- The problem: Find every line in the records below that contains the word "Шушары", and copy each such line.

┄┄┄┄┄┄

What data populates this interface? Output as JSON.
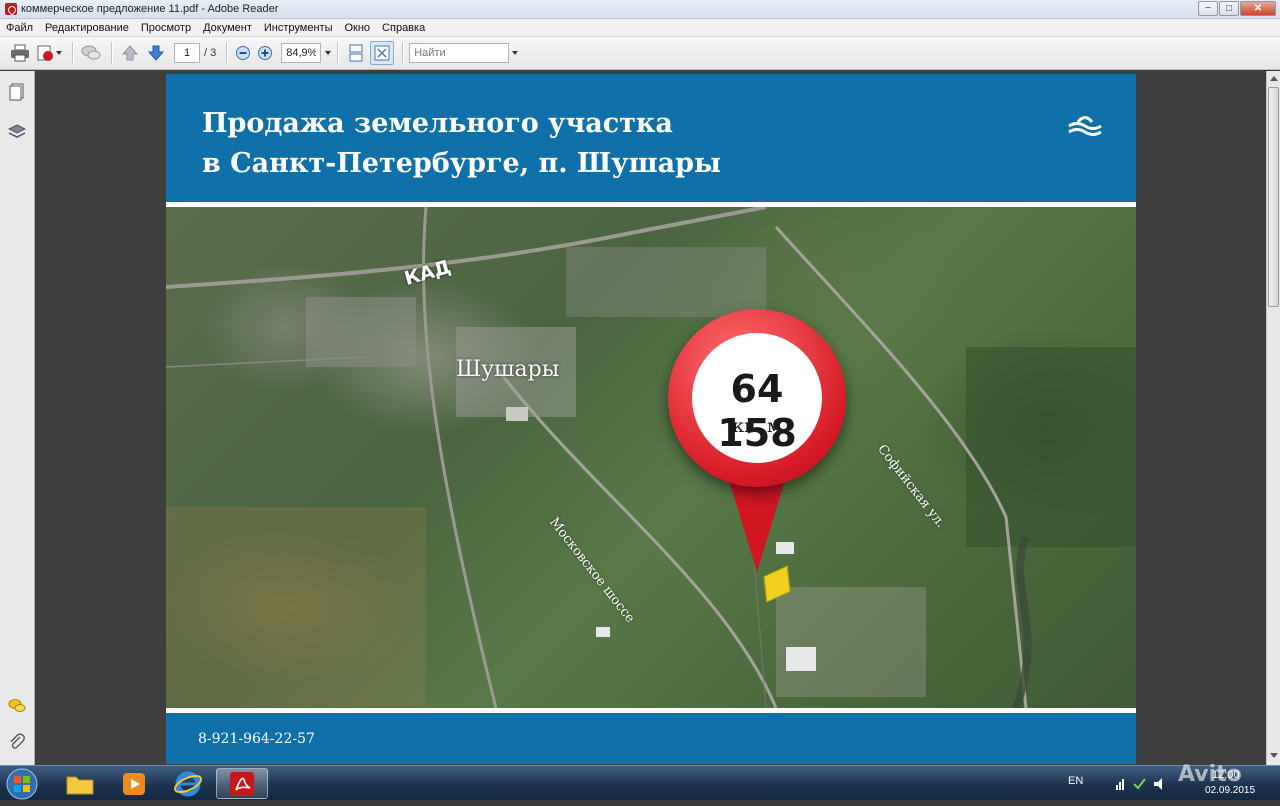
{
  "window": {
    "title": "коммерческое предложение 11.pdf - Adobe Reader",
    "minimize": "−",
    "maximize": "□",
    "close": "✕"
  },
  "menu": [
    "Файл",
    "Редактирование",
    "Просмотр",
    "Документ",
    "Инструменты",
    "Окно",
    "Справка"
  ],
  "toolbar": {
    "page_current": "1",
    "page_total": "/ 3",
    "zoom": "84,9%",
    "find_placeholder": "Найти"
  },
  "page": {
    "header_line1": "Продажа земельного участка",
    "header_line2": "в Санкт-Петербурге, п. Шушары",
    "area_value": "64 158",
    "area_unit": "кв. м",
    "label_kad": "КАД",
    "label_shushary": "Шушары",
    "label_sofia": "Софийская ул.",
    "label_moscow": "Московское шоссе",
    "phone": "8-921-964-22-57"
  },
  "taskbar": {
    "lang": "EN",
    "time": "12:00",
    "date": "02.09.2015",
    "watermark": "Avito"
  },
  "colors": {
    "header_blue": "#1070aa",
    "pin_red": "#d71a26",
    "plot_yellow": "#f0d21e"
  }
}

┄┄┄┄┄┄

- The completed task:
    "header_line2": "в Санкт-Петербурге, п. Шушары",
    "label_shushary": "Шушары",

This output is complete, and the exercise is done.